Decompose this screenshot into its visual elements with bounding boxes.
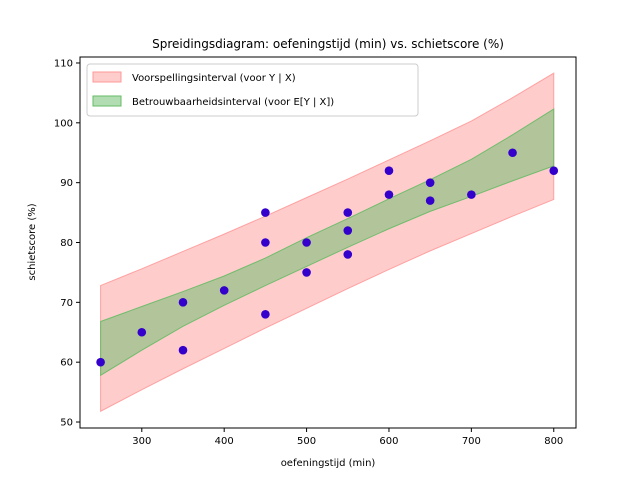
scatter-point xyxy=(302,268,311,277)
scatter-point xyxy=(178,345,188,355)
scatter-point xyxy=(384,190,394,199)
y-tick-label: 50 xyxy=(60,418,73,429)
scatter-point xyxy=(261,238,270,247)
legend-box xyxy=(86,63,419,117)
scatter-point xyxy=(261,310,270,319)
x-axis-label: oefeningstijd (min) xyxy=(281,458,376,469)
y-axis-label: schietscore (%) xyxy=(27,203,38,280)
scatter-point xyxy=(343,208,353,217)
scatter-point xyxy=(96,357,105,367)
y-tick-label: 90 xyxy=(60,178,73,189)
y-axis-ticks: 50 60 70 80 90 100 110 xyxy=(54,58,80,429)
x-tick-label: 300 xyxy=(132,436,151,447)
y-tick-label: 60 xyxy=(60,358,73,369)
x-tick-label: 400 xyxy=(215,436,234,447)
legend-label-prediction: Voorspellingsinterval (voor Y | X) xyxy=(132,73,296,84)
legend-swatch-prediction xyxy=(92,71,122,83)
y-tick-label: 100 xyxy=(54,118,73,129)
scatter-point xyxy=(508,148,517,158)
scatter-point xyxy=(137,327,147,337)
x-tick-label: 800 xyxy=(544,436,563,447)
legend-label-confidence: Betrouwbaarheidsinterval (voor E[Y | X]) xyxy=(132,97,334,108)
scatter-point xyxy=(467,190,476,199)
scatter-point xyxy=(384,166,394,175)
scatter-point xyxy=(425,178,435,187)
legend-swatch-confidence xyxy=(92,95,122,107)
scatter-point xyxy=(425,196,435,205)
interval-bands xyxy=(100,72,555,413)
x-axis-ticks: 300 400 500 600 700 800 xyxy=(132,428,563,447)
scatter-point xyxy=(343,250,353,259)
scatter-points xyxy=(96,148,559,367)
scatter-point xyxy=(219,286,229,295)
chart-title: Spreidingsdiagram: oefeningstijd (min) v… xyxy=(152,37,504,51)
scatter-point xyxy=(343,226,353,235)
y-tick-label: 110 xyxy=(54,58,73,69)
scatter-point xyxy=(261,208,270,217)
scatter-point xyxy=(178,298,188,307)
x-tick-label: 500 xyxy=(297,436,316,447)
scatter-point xyxy=(549,166,559,175)
legend: Voorspellingsinterval (voor Y | X) Betrou… xyxy=(86,63,419,117)
y-tick-label: 70 xyxy=(60,298,73,309)
y-tick-label: 80 xyxy=(60,238,73,249)
scatter-point xyxy=(302,238,311,247)
x-tick-label: 700 xyxy=(462,436,481,447)
confidence-interval-band xyxy=(100,108,555,377)
x-tick-label: 600 xyxy=(379,436,398,447)
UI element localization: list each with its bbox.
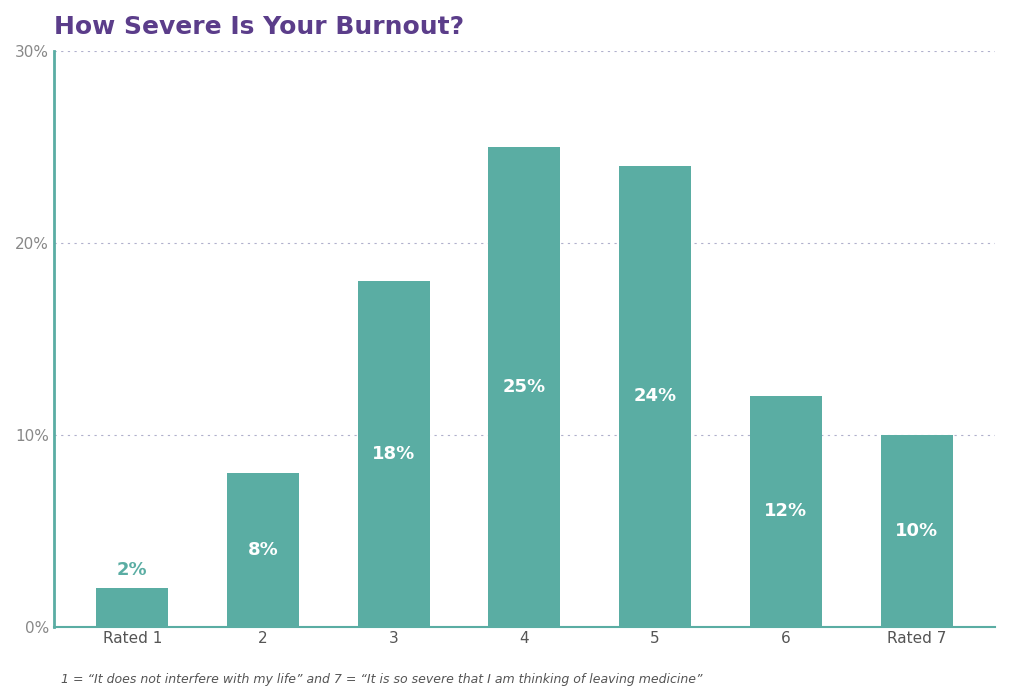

§ **Do this**
Give back every item above character for character, leaving out the pictures.

§ **Answer**
Decompose this screenshot into its visual elements with bounding boxes.
scatter-point xyxy=(302,268,311,277)
scatter-point xyxy=(178,345,188,355)
scatter-point xyxy=(384,190,394,199)
y-tick-label: 50 xyxy=(60,418,73,429)
scatter-point xyxy=(261,238,270,247)
legend-box xyxy=(86,63,419,117)
scatter-point xyxy=(261,310,270,319)
x-axis-label: oefeningstijd (min) xyxy=(281,458,376,469)
y-axis-label: schietscore (%) xyxy=(27,203,38,280)
scatter-point xyxy=(343,208,353,217)
scatter-point xyxy=(96,357,105,367)
y-tick-label: 90 xyxy=(60,178,73,189)
y-axis-ticks: 50 60 70 80 90 100 110 xyxy=(54,58,80,429)
x-tick-label: 300 xyxy=(132,436,151,447)
y-tick-label: 60 xyxy=(60,358,73,369)
x-tick-label: 400 xyxy=(215,436,234,447)
legend-label-prediction: Voorspellingsinterval (voor Y | X) xyxy=(132,73,296,84)
legend-swatch-prediction xyxy=(92,71,122,83)
y-tick-label: 100 xyxy=(54,118,73,129)
scatter-point xyxy=(508,148,517,158)
scatter-point xyxy=(137,327,147,337)
x-tick-label: 800 xyxy=(544,436,563,447)
legend-label-confidence: Betrouwbaarheidsinterval (voor E[Y | X]) xyxy=(132,97,334,108)
scatter-point xyxy=(467,190,476,199)
scatter-point xyxy=(384,166,394,175)
scatter-point xyxy=(425,178,435,187)
legend-swatch-confidence xyxy=(92,95,122,107)
scatter-point xyxy=(425,196,435,205)
interval-bands xyxy=(100,72,555,413)
x-axis-ticks: 300 400 500 600 700 800 xyxy=(132,428,563,447)
scatter-point xyxy=(343,250,353,259)
scatter-points xyxy=(96,148,559,367)
scatter-point xyxy=(219,286,229,295)
chart-title: Spreidingsdiagram: oefeningstijd (min) v… xyxy=(152,37,504,51)
scatter-point xyxy=(343,226,353,235)
y-tick-label: 110 xyxy=(54,58,73,69)
scatter-point xyxy=(261,208,270,217)
scatter-point xyxy=(178,298,188,307)
x-tick-label: 500 xyxy=(297,436,316,447)
scatter-point xyxy=(549,166,559,175)
legend: Voorspellingsinterval (voor Y | X) Betrou… xyxy=(86,63,419,117)
y-tick-label: 70 xyxy=(60,298,73,309)
y-tick-label: 80 xyxy=(60,238,73,249)
scatter-point xyxy=(302,238,311,247)
x-tick-label: 700 xyxy=(462,436,481,447)
confidence-interval-band xyxy=(100,108,555,377)
x-tick-label: 600 xyxy=(379,436,398,447)
UI element localization: list each with its bbox.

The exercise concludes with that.